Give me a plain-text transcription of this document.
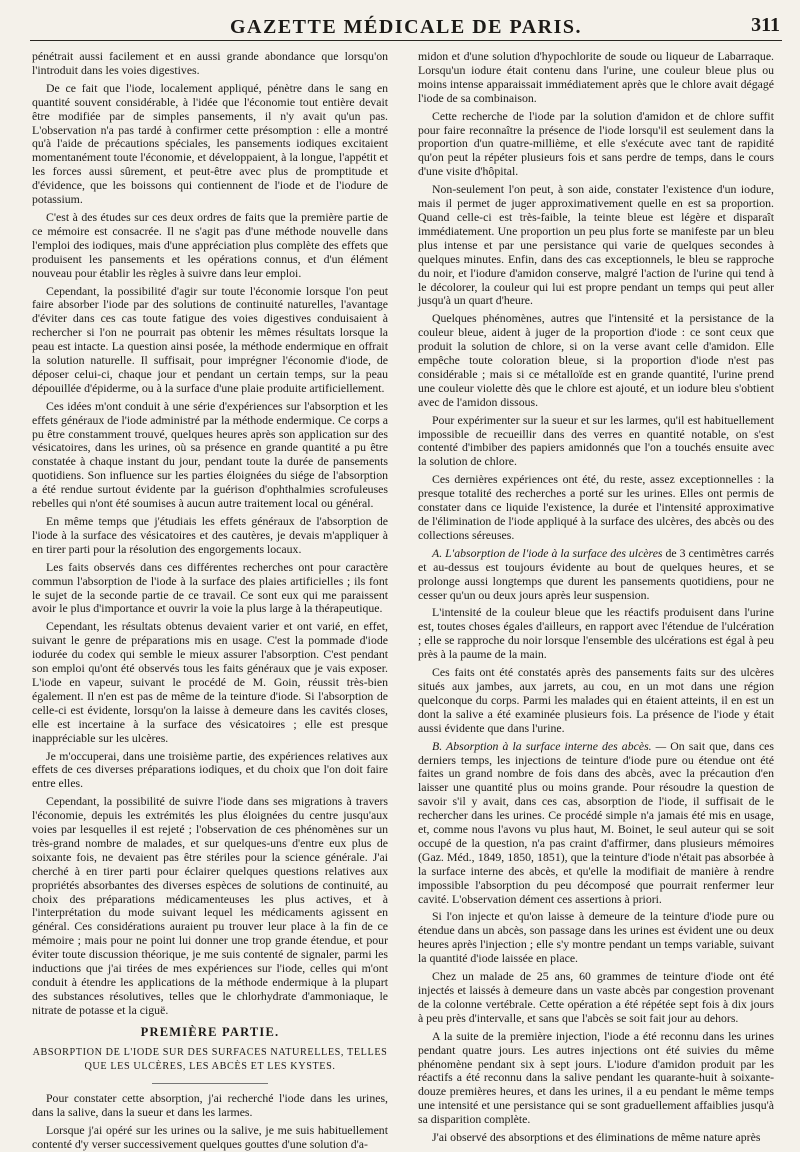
GAZETTE MÉDICALE DE PARIS.	311

pénétrait aussi facilement et en aussi grande abondance que lorsqu'on l'introduit dans les voies digestives.

De ce fait que l'iode, localement appliqué, pénètre dans le sang en quantité souvent considérable, à l'idée que l'économie tout entière devait être modifiée par de simples pansements, il n'y avait qu'un pas. L'observation n'a pas tardé à confirmer cette présomption : elle a montré qu'à l'aide de précautions spéciales, les pansements iodiques excitaient momentanément toute l'économie, et développaient, à la longue, l'appétit et les forces aussi sûrement, et peut-être avec plus de promptitude et d'évidence, que les boissons qui contiennent de l'iode et de l'iodure de potassium.

C'est à des études sur ces deux ordres de faits que la première partie de ce mémoire est consacrée. Il ne s'agit pas d'une méthode nouvelle dans l'emploi des iodiques, mais d'une appréciation plus complète des effets que produisent les pansements et les opérations connus, et d'un élément nouveau pour établir les règles à suivre dans leur emploi.

Cependant, la possibilité d'agir sur toute l'économie lorsque l'on peut faire absorber l'iode par des solutions de continuité naturelles, l'avantage d'éviter dans ces cas toute fatigue des voies digestives conduisaient à rechercher si l'on ne pourrait pas obtenir les mêmes résultats lorsque la peau est intacte. La question ainsi posée, la méthode endermique en offrait la solution naturelle. Il suffisait, pour imprégner l'économie d'iode, de déposer celui-ci, chaque jour et pendant un certain temps, sur la peau dépouillée d'épiderme, ou à la surface d'une plaie produite artificiellement.

Ces idées m'ont conduit à une série d'expériences sur l'absorption et les effets généraux de l'iode administré par la méthode endermique. Ce corps a pu être constamment trouvé, quelques heures après son application sur des vésicatoires, dans les urines, où sa présence en grande quantité a pu être constatée à chaque instant du jour, pendant toute la durée de pansements quotidiens. Son influence sur les parties éloignées du siége de l'absorption a été rendue surtout évidente par la guérison d'ophthalmies scrofuleuses rebelles qui n'ont été soumises à aucun autre traitement local ou général.

En même temps que j'étudiais les effets généraux de l'absorption de l'iode à la surface des vésicatoires et des cautères, je devais m'appliquer à en tirer parti pour la résolution des engorgements locaux.

Les faits observés dans ces différentes recherches ont pour caractère commun l'absorption de l'iode à la surface des plaies artificielles ; ils font le sujet de la seconde partie de ce travail. Ce sont eux qui me paraissent avoir le plus d'importance et ouvrir la voie la plus large à la thérapeutique.

Cependant, les résultats obtenus devaient varier et ont varié, en effet, suivant le genre de préparations mis en usage. C'est la pommade d'iode iodurée du codex qui semble le mieux assurer l'absorption. C'est pendant son emploi qu'ont été observés tous les faits généraux que je vais exposer. L'iode en vapeur, suivant le procédé de M. Goin, réussit très-bien également. Il n'en est pas de même de la teinture d'iode. Si l'absorption de celle-ci est évidente, lorsqu'on la laisse à demeure dans les cavités closes, elle est incertaine à la surface des vésicatoires ; elle est presque inappréciable sur les ulcères.

Je m'occuperai, dans une troisième partie, des expériences relatives aux effets de ces diverses préparations iodiques, et du choix que l'on doit faire entre elles.

Cependant, la possibilité de suivre l'iode dans ses migrations à travers l'économie, depuis les extrémités les plus éloignées du centre jusqu'aux voies par lesquelles il est rejeté ; l'observation de ces phénomènes sur un très-grand nombre de malades, et sur quelques-uns d'entre eux plus de soixante fois, ne devaient pas être stériles pour la science générale. J'ai cherché à en tirer parti pour éclairer quelques questions relatives aux propriétés absorbantes des diverses espèces de solutions de continuité, au choix des préparations médicamenteuses les plus actives, et à l'interprétation du mode suivant lequel les médicaments agissent en général. Ces considérations auraient pu trouver leur place à la fin de ce mémoire ; mais pour ne point lui donner une trop grande étendue, et pour éviter toute discussion théorique, je me suis contenté de signaler, parmi les inductions que j'ai tirées de mes expériences sur l'iode, celles qui m'ont conduit à étendre les applications de la méthode endermique à la plupart des substances résolutives, telles que le chlorhydrate d'ammoniaque, le nitrate de potasse et la ciguë.

PREMIÈRE PARTIE.
ABSORPTION DE L'IODE SUR DES SURFACES NATURELLES, TELLES QUE LES ULCÈRES, LES ABCÈS ET LES KYSTES.

Pour constater cette absorption, j'ai recherché l'iode dans les urines, dans la salive, dans la sueur et dans les larmes.

Lorsque j'ai opéré sur les urines ou la salive, je me suis habituellement contenté d'y verser successivement quelques gouttes d'une solution d'a-

midon et d'une solution d'hypochlorite de soude ou liqueur de Labarraque. Lorsqu'un iodure était contenu dans l'urine, une couleur bleue plus ou moins intense apparaissait immédiatement après que le chlore avait dégagé l'iode de sa combinaison.

Cette recherche de l'iode par la solution d'amidon et de chlore suffit pour faire reconnaître la présence de l'iode lorsqu'il est seulement dans la proportion d'un quatre-millième, et elle s'exécute avec tant de rapidité qu'on peut la répéter plusieurs fois et sans perdre de temps, dans le cours d'une visite d'hôpital.

Non-seulement l'on peut, à son aide, constater l'existence d'un iodure, mais il permet de juger approximativement quelle en est sa proportion. Quand celle-ci est très-faible, la teinte bleue est légère et disparaît immédiatement. Une proportion un peu plus forte se manifeste par un bleu plus intense et par une persistance qui varie de quelques secondes à quelques minutes. Enfin, dans des cas exceptionnels, le bleu se rapproche du noir, et l'iodure d'amidon conserve, malgré l'action de l'urine qui tend à le décolorer, la couleur qui lui est propre pendant un temps qui peut aller jusqu'à un quart d'heure.

Quelques phénomènes, autres que l'intensité et la persistance de la couleur bleue, aident à juger de la proportion d'iode : ce sont ceux que produit la solution de chlore, si on la verse avant celle d'amidon. Elle empêche toute coloration bleue, si la proportion d'iode n'est pas considérable ; mais si ce métalloïde est en grande quantité, l'urine prend une couleur violette dès que le chlore est ajouté, et un iodure bleu s'obtient avec de l'amidon dissous.

Pour expérimenter sur la sueur et sur les larmes, qu'il est habituellement impossible de recueillir dans des verres en quantité notable, on s'est contenté d'imbiber des papiers amidonnés que l'on a touchés ensuite avec la solution de chlore.

Ces dernières expériences ont été, du reste, assez exceptionnelles : la presque totalité des recherches a porté sur les urines. Elles ont permis de constater dans ce liquide l'existence, la durée et l'intensité approximative de l'élimination de l'iode appliqué à la surface des ulcères, des abcès ou des collections séreuses.

A. L'absorption de l'iode à la surface des ulcères de 3 centimètres carrés et au-dessus est toujours évidente au bout de quelques heures, et se prolonge aussi longtemps que durent les pansements quotidiens, pour ne cesser qu'un ou deux jours après leur suspension.

L'intensité de la couleur bleue que les réactifs produisent dans l'urine est, toutes choses égales d'ailleurs, en rapport avec l'étendue de l'ulcération ; elle se rapproche du noir lorsque l'ensemble des ulcérations est égal à peu près à la paume de la main.

Ces faits ont été constatés après des pansements faits sur des ulcères situés aux jambes, aux jarrets, au cou, en un mot dans une région quelconque du corps. Parmi les malades qui en étaient atteints, il en est un dont la salive a été examinée plusieurs fois. La présence de l'iode y était aussi évidente que dans l'urine.

B. Absorption à la surface interne des abcès. — On sait que, dans ces derniers temps, les injections de teinture d'iode pure ou étendue ont été faites un grand nombre de fois dans des abcès, avec la précaution d'en laisser une quantité plus ou moins grande. Pour résoudre la question de savoir s'il y avait, dans ces cas, absorption de l'iode, il suffisait de le rechercher dans les urines. Ce procédé simple n'a jamais été mis en usage, et, comme nous l'avons vu plus haut, M. Boinet, le seul auteur qui se soit occupé de la question, n'a pas craint d'affirmer, dans plusieurs mémoires (Gaz. Méd., 1849, 1850, 1851), que la teinture d'iode n'était pas absorbée à la surface interne des abcès, et qu'elle la modifiait de manière à rendre impossible l'absorption du peu décomposé que pourrait renfermer leur cavité. L'observation dément ces assertions à priori.

Si l'on injecte et qu'on laisse à demeure de la teinture d'iode pure ou étendue dans un abcès, son passage dans les urines est évident une ou deux heures après l'injection ; elle s'y montre pendant un temps variable, suivant la quantité d'iode laissée en place.

Chez un malade de 25 ans, 60 grammes de teinture d'iode ont été injectés et laissés à demeure dans un vaste abcès par congestion provenant de la colonne vertébrale. Cette opération a été répétée sept fois à dix jours à peu près d'intervalle, et sans que l'abcès se soit fait jour au dehors.

A la suite de la première injection, l'iode a été reconnu dans les urines pendant quatre jours. Les autres injections ont été suivies du même phénomène pendant six à sept jours. L'iodure d'amidon produit par les réactifs a été reconnu dans la salive pendant les quarante-huit à soixante-douze premières heures, et dans les urines, il a eu pendant le même temps une intensité et une persistance qui se sont graduellement affaiblies jusqu'à sa disparition complète.

J'ai observé des absorptions et des éliminations de même nature après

# # #

Go through the material and select each line with the string "iodiques" in it.

◆ **Solved exercise**
De ce fait que l'iode, localement appliqué, pénètre dans le sang en quantité souvent considérable, à l'idée que l'économie tout entière devait être modifiée par de simples pansements, il n'y avait qu'un pas. L'observation n'a pas tardé à confirmer cette présomption : elle a montré qu'à l'aide de précautions spéciales, les pansements iodiques excitaient momentanément toute l'économie, et développaient, à la longue, l'appétit et les forces aussi sûrement, et peut-être avec plus de promptitude et d'évidence, que les boissons qui contiennent de l'iode et de l'iodure de potassium.
C'est à des études sur ces deux ordres de faits que la première partie de ce mémoire est consacrée. Il ne s'agit pas d'une méthode nouvelle dans l'emploi des iodiques, mais d'une appréciation plus complète des effets que produisent les pansements et les opérations connus, et d'un élément nouveau pour établir les règles à suivre dans leur emploi.
Je m'occuperai, dans une troisième partie, des expériences relatives aux effets de ces diverses préparations iodiques, et du choix que l'on doit faire entre elles.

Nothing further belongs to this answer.